### [Problem statement]
Quote the Rohtas deaths report word for word, starting with "In a stunning" and going on through "dog bite tale?".

### [Source extract]
>>>>
In a stunning development, a Bikramganj doctor has blown the lid off what he calls a cover-up in the Rohtas deaths linked to a tilak party. Five lives lost in days, and the debate rages: spurious liquor or fabricated dog bite tale?
February 14 night: Joyous tilak for Ram Poojan Singh’s son in Mathiya village draws crowds. Festivities end peacefully, but horror follows. Lalu Singh, the host’s other son, collapses February 16, dying en route to care. Then, chain reaction—Abhijit Singh (relative), Rahul Kumar (Garhattha resident), and two cooks drop dead similarly.
Village buzz: Poisoned alcohol from the event. A private clinic doctor, handling one case at 3 AM February 15, shares his ordeal online. Relatives fed him a dog bite lie, but symptoms screamed toxicity. ‘Referred him; truth might have saved him,’ he laments, pinpointing illicit hooch.
His post warns of liver-kidney risks for all who partook, prescribing self-monitoring and a provocative cure: ‘Pure alcohol’ from neighboring states. This fringe suggestion aside, it spotlights Bihar’s bootlegger menace despite prohibition.
Families push back hard, denying drinks entirely. Excise official Tariq Mohammad backs them—no bottles, no toxins detected. Yet, the doctor’s firsthand account sows doubt.
This saga exposes rural health gaps, misinformation perils, and alcohol’s shadow economy. Officials promise post-mortems and raids; justice hinges on unraveling lies from lethal facts. Rohtas mourns, awaiting closure.
<<<<
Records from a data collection
>>>>
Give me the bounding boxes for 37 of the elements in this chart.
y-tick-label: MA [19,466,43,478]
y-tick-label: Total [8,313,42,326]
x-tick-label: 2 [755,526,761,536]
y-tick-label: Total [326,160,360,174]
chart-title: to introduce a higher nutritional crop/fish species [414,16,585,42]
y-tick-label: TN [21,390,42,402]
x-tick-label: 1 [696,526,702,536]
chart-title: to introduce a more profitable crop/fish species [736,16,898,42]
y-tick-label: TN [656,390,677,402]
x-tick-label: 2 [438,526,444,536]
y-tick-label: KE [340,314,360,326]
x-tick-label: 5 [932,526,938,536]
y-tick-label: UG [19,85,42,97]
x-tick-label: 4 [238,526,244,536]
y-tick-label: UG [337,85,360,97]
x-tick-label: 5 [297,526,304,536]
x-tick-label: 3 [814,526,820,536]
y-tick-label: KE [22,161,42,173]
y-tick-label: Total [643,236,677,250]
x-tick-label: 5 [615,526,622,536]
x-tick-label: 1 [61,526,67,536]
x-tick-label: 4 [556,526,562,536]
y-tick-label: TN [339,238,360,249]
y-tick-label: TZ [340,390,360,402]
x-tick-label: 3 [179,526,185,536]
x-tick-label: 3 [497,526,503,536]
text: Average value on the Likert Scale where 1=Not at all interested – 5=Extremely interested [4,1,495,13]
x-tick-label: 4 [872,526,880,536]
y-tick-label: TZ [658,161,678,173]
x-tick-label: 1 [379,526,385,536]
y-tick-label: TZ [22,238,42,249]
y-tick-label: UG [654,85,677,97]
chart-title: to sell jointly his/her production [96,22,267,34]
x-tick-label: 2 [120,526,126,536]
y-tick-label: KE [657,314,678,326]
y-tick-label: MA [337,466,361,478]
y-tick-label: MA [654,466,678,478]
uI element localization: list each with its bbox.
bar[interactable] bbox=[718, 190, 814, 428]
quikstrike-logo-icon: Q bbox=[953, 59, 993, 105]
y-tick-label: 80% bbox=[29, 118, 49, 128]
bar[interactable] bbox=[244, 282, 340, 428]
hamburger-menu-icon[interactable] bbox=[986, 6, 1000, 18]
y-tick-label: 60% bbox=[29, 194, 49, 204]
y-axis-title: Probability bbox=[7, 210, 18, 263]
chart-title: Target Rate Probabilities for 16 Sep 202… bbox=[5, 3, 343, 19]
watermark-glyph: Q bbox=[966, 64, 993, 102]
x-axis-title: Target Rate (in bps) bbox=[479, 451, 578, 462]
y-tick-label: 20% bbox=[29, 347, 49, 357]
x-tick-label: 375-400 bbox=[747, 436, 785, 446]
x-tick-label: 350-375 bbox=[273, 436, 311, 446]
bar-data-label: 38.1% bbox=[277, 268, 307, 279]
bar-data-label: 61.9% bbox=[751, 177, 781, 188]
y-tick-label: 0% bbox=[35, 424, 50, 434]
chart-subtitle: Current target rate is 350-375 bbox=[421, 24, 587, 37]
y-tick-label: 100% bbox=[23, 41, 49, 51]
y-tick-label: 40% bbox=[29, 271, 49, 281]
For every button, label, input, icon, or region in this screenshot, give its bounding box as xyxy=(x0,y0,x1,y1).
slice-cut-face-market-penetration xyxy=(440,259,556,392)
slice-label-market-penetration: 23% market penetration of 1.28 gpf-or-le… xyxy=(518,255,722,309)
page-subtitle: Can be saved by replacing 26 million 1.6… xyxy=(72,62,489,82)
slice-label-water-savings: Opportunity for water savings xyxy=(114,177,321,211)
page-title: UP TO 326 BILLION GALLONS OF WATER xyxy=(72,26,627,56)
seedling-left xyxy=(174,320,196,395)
<<<<
### [Written solution]
In a stunning development, a Bikramganj doctor has blown the lid off what he calls a cover-up in the Rohtas deaths linked to a tilak party. Five lives lost in days, and the debate rages: spurious liquor or fabricated dog bite tale?